**DATASET:**
•••
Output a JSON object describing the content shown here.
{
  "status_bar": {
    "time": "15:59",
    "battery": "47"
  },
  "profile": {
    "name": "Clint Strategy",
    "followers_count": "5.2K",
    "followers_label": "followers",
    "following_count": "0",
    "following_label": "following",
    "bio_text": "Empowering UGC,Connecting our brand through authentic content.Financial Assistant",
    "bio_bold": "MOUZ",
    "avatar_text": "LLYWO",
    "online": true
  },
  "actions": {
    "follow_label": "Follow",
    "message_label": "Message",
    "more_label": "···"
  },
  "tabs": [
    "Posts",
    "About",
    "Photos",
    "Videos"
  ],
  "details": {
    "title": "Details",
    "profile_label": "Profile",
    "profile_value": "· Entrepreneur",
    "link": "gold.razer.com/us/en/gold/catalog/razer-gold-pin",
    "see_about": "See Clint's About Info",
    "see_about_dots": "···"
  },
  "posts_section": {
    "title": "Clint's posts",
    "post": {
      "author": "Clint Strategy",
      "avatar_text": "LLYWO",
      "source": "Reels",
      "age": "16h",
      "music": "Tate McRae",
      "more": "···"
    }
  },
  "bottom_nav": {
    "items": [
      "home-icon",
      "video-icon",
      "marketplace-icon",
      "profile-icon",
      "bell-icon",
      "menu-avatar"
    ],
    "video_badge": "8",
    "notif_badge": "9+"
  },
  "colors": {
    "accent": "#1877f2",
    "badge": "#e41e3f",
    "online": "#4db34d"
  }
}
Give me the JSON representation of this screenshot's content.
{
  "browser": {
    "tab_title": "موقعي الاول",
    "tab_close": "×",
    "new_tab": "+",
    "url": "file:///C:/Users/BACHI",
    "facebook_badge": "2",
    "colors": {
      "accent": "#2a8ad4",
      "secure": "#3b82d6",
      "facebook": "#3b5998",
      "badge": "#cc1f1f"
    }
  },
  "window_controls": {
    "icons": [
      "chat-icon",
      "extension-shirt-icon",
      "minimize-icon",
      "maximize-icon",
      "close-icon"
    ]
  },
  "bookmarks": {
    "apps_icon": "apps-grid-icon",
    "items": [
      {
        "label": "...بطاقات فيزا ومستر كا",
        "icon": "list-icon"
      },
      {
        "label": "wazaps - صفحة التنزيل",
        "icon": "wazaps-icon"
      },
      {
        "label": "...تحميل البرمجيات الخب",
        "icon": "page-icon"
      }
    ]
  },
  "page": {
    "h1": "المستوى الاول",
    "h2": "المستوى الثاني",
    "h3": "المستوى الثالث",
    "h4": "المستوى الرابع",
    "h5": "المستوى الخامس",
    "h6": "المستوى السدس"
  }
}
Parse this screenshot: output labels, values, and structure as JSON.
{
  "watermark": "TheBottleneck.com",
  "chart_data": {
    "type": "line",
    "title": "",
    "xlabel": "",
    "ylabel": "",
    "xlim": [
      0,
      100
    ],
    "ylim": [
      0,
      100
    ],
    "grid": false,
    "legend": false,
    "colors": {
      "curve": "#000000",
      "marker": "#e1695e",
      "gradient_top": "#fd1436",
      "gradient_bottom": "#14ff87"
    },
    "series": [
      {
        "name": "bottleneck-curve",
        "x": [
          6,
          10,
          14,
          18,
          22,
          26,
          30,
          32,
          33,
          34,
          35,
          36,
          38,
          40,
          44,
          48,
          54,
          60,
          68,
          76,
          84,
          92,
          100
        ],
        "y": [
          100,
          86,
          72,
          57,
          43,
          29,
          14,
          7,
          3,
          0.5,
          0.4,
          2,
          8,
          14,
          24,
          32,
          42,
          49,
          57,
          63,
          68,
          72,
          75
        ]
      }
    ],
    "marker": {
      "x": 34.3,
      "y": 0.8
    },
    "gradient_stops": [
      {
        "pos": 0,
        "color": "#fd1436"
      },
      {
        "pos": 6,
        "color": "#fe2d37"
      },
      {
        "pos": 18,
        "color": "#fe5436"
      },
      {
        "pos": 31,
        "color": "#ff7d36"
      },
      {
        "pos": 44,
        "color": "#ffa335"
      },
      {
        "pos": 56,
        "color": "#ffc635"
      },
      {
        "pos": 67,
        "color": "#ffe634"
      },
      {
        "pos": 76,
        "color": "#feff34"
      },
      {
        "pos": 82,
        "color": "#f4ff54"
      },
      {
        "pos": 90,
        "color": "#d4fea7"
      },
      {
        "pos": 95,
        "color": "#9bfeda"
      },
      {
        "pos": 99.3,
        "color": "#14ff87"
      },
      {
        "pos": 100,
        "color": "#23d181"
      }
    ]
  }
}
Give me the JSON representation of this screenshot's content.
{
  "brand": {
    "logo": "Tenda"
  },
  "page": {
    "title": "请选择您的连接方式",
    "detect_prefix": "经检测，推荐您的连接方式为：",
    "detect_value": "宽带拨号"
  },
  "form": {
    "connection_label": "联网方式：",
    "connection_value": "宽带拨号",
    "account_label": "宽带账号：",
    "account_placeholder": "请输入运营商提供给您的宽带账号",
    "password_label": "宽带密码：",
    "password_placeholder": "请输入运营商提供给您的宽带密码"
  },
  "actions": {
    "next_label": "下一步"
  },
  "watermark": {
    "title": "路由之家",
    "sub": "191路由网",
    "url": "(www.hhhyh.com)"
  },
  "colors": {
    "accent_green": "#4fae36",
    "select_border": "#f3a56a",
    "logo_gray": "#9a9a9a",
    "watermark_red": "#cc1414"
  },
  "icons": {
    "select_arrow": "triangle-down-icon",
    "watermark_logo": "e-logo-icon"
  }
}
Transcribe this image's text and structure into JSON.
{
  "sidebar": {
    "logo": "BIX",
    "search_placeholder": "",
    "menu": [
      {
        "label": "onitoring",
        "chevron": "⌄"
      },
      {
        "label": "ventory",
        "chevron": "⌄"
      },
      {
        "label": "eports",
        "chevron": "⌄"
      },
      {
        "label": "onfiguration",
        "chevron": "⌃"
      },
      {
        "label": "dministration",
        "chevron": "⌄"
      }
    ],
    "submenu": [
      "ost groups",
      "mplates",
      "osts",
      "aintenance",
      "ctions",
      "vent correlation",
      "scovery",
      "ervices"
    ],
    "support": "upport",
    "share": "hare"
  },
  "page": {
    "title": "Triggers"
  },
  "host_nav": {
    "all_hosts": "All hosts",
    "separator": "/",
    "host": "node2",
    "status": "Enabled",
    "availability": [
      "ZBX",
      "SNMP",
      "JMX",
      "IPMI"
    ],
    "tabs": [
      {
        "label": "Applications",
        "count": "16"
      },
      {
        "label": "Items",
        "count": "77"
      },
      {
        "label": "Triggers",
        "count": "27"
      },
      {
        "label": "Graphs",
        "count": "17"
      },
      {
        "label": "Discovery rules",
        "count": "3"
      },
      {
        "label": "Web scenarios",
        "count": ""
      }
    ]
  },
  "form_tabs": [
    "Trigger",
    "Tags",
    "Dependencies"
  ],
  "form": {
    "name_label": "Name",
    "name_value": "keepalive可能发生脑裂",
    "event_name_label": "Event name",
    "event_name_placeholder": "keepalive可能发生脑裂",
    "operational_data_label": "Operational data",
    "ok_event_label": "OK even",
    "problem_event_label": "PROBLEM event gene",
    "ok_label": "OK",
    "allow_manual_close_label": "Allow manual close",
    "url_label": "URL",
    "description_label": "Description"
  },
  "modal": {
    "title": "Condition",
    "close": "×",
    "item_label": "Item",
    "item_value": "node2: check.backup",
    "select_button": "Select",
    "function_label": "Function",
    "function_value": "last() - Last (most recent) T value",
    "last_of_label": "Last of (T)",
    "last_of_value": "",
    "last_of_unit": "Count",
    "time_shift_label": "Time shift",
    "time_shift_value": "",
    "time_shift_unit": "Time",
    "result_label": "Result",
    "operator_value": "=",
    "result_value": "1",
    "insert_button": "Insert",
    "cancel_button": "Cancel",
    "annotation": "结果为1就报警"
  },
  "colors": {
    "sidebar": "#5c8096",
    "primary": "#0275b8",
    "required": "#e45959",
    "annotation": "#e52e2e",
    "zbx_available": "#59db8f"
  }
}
•••
**WHAT YOU HAVE TO DO:**
Each line in the data that holds the string "wazaps" should be found and copied.

**EXERCISE RESULT:**
        "label": "wazaps - صفحة التنزيل",
        "icon": "wazaps-icon"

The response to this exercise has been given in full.